STATED EXERCISE → Without the pictures, copy the entries below word for word.

DATA SUPPLIED →
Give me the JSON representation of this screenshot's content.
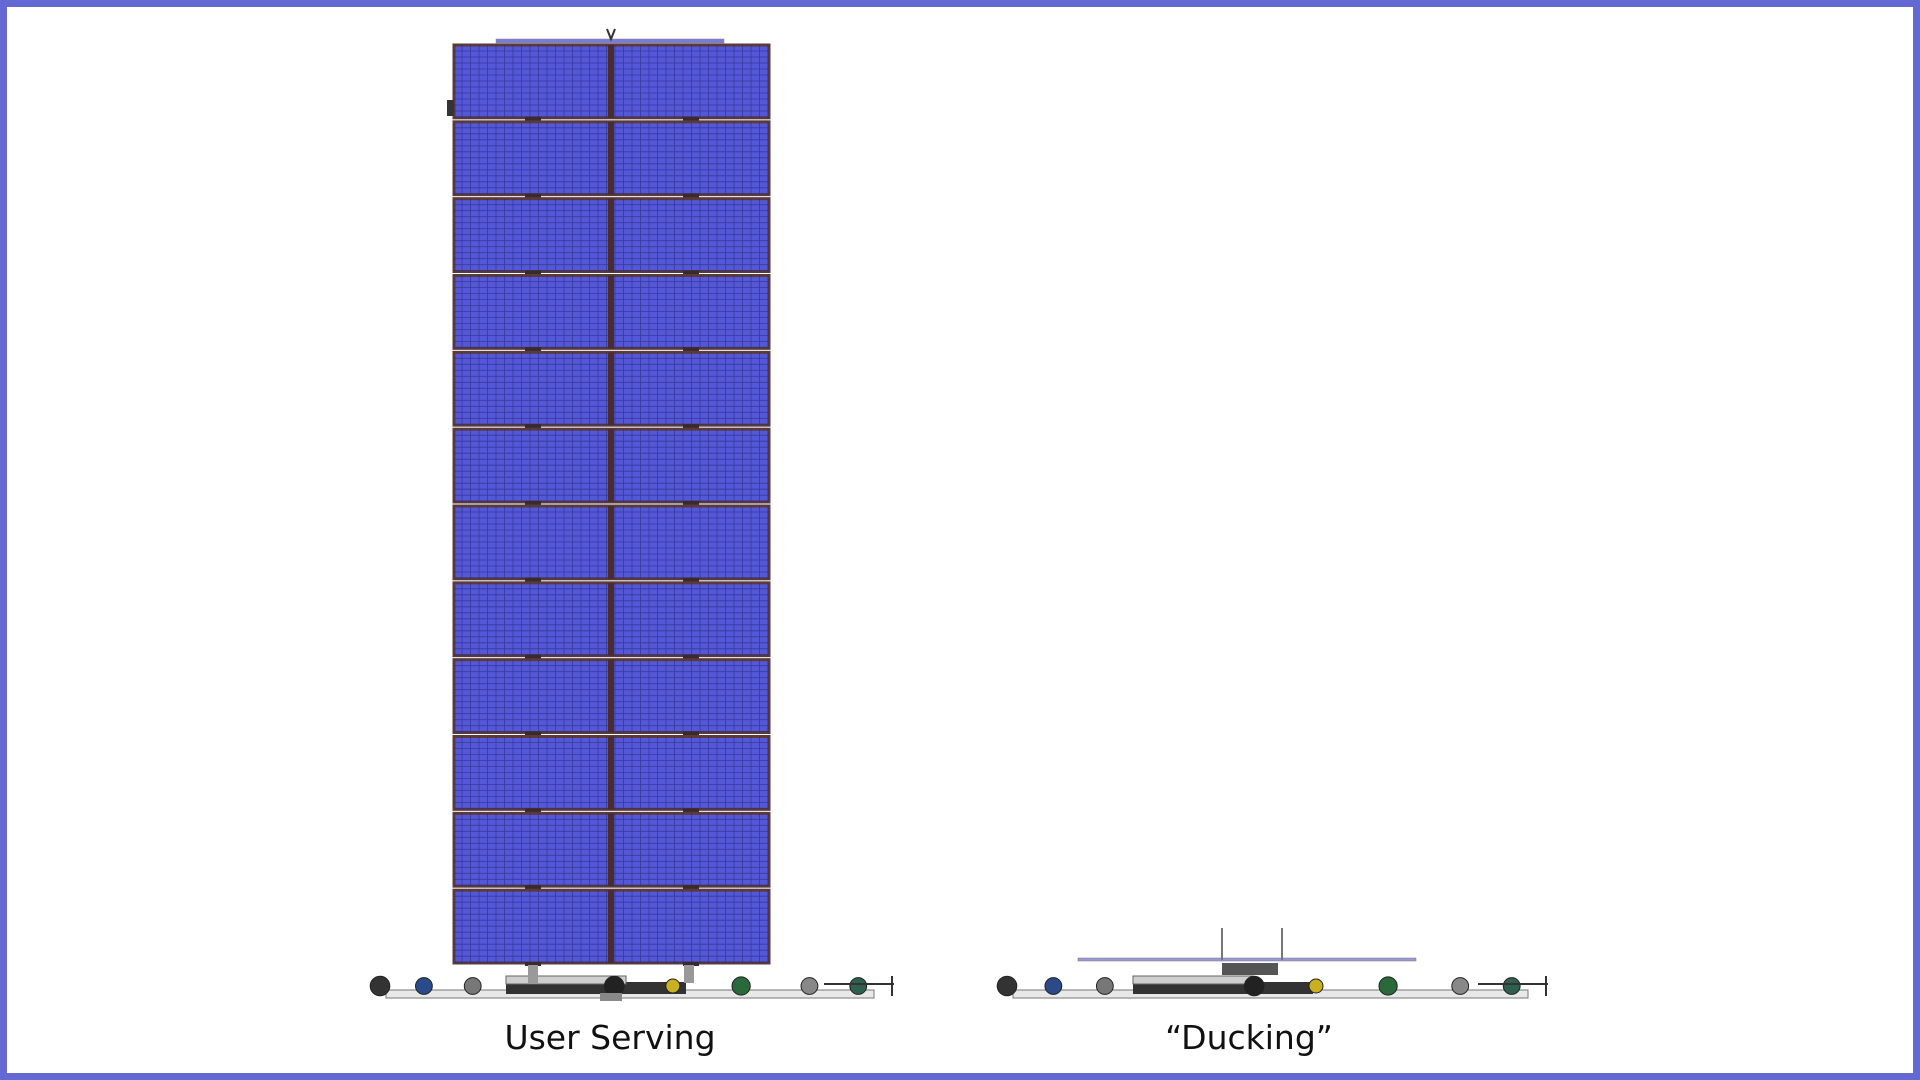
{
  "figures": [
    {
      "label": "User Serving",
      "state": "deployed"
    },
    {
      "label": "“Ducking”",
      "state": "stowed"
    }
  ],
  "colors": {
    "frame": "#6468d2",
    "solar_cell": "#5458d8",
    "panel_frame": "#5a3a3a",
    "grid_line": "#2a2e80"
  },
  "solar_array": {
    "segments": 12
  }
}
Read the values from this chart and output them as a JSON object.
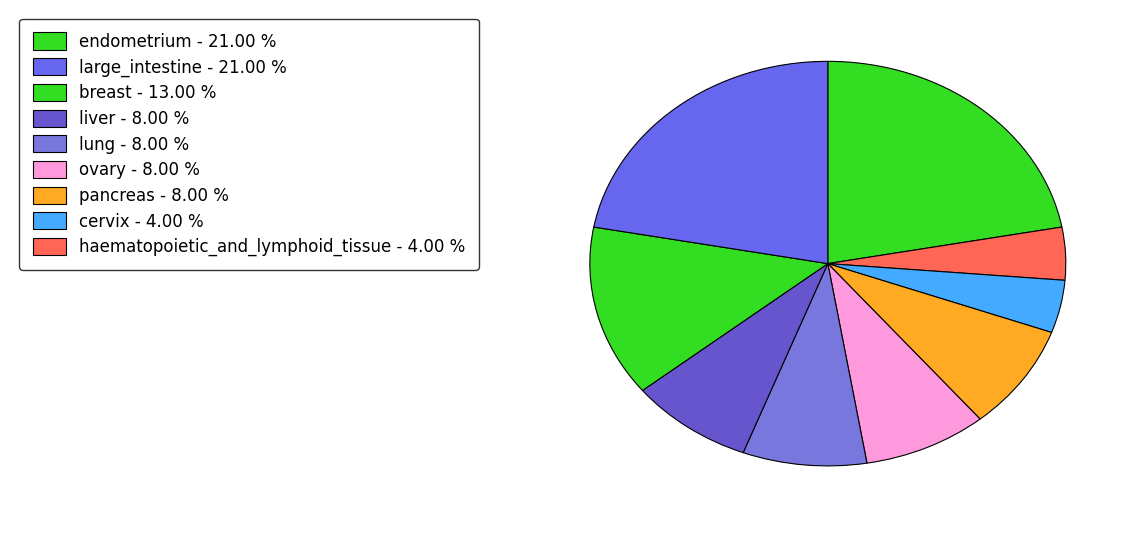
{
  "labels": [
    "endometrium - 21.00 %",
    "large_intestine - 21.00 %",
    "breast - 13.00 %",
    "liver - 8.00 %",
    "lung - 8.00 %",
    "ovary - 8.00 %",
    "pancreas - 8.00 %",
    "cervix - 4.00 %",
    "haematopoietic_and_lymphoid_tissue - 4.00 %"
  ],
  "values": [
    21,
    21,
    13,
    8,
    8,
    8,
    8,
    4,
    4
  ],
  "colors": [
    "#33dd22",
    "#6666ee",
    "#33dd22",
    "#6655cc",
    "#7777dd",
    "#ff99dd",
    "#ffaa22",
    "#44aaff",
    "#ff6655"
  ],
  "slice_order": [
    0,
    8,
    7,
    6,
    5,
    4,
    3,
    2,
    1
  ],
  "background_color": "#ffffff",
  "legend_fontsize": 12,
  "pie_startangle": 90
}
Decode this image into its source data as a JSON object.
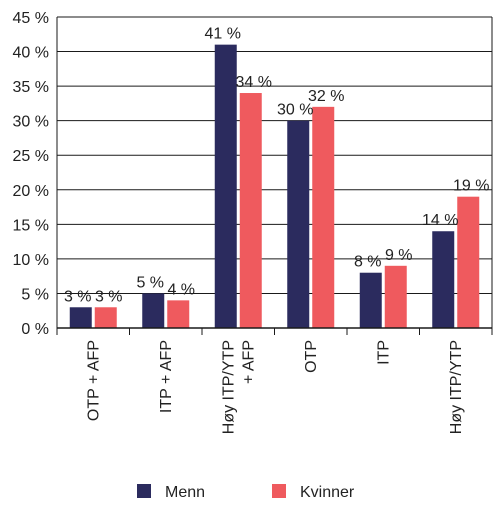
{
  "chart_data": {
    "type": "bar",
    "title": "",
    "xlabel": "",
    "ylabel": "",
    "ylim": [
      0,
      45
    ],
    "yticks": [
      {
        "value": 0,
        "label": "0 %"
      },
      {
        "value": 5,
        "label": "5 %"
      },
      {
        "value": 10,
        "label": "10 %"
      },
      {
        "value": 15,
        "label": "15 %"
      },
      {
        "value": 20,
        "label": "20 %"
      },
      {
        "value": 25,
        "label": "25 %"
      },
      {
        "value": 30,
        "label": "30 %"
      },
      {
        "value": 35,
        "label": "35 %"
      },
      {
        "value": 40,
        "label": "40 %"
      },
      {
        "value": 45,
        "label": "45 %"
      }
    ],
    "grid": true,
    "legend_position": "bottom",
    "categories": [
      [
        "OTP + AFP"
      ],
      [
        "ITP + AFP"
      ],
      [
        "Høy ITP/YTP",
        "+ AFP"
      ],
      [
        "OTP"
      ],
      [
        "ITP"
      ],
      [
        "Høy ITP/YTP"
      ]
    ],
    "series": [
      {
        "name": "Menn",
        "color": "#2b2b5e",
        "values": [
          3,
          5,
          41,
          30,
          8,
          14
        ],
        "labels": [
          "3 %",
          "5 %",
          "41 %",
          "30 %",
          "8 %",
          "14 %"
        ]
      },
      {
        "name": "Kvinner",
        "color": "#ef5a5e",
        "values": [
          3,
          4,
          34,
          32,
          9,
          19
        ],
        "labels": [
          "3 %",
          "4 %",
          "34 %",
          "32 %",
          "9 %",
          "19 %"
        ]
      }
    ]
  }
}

WRITTEN RESPONSE →
Give me the JSON representation of this screenshot's content.
{
  "figures": [
    {
      "label": "User Serving",
      "state": "deployed"
    },
    {
      "label": "“Ducking”",
      "state": "stowed"
    }
  ],
  "colors": {
    "frame": "#6468d2",
    "solar_cell": "#5458d8",
    "panel_frame": "#5a3a3a",
    "grid_line": "#2a2e80"
  },
  "solar_array": {
    "segments": 12
  }
}
Read the values from this chart and output them as a JSON object.
{
  "labels": [
    "endometrium - 21.00 %",
    "large_intestine - 21.00 %",
    "breast - 13.00 %",
    "liver - 8.00 %",
    "lung - 8.00 %",
    "ovary - 8.00 %",
    "pancreas - 8.00 %",
    "cervix - 4.00 %",
    "haematopoietic_and_lymphoid_tissue - 4.00 %"
  ],
  "values": [
    21,
    21,
    13,
    8,
    8,
    8,
    8,
    4,
    4
  ],
  "colors": [
    "#33dd22",
    "#6666ee",
    "#33dd22",
    "#6655cc",
    "#7777dd",
    "#ff99dd",
    "#ffaa22",
    "#44aaff",
    "#ff6655"
  ],
  "slice_order": [
    0,
    8,
    7,
    6,
    5,
    4,
    3,
    2,
    1
  ],
  "background_color": "#ffffff",
  "legend_fontsize": 12,
  "pie_startangle": 90
}
Decode this image into its source data as a JSON object.
{
  "chart_data": {
    "type": "bar",
    "title": "",
    "xlabel": "",
    "ylabel": "",
    "ylim": [
      0,
      45
    ],
    "yticks": [
      {
        "value": 0,
        "label": "0 %"
      },
      {
        "value": 5,
        "label": "5 %"
      },
      {
        "value": 10,
        "label": "10 %"
      },
      {
        "value": 15,
        "label": "15 %"
      },
      {
        "value": 20,
        "label": "20 %"
      },
      {
        "value": 25,
        "label": "25 %"
      },
      {
        "value": 30,
        "label": "30 %"
      },
      {
        "value": 35,
        "label": "35 %"
      },
      {
        "value": 40,
        "label": "40 %"
      },
      {
        "value": 45,
        "label": "45 %"
      }
    ],
    "grid": true,
    "legend_position": "bottom",
    "categories": [
      [
        "OTP + AFP"
      ],
      [
        "ITP + AFP"
      ],
      [
        "Høy ITP/YTP",
        "+ AFP"
      ],
      [
        "OTP"
      ],
      [
        "ITP"
      ],
      [
        "Høy ITP/YTP"
      ]
    ],
    "series": [
      {
        "name": "Menn",
        "color": "#2b2b5e",
        "values": [
          3,
          5,
          41,
          30,
          8,
          14
        ],
        "labels": [
          "3 %",
          "5 %",
          "41 %",
          "30 %",
          "8 %",
          "14 %"
        ]
      },
      {
        "name": "Kvinner",
        "color": "#ef5a5e",
        "values": [
          3,
          4,
          34,
          32,
          9,
          19
        ],
        "labels": [
          "3 %",
          "4 %",
          "34 %",
          "32 %",
          "9 %",
          "19 %"
        ]
      }
    ]
  }
}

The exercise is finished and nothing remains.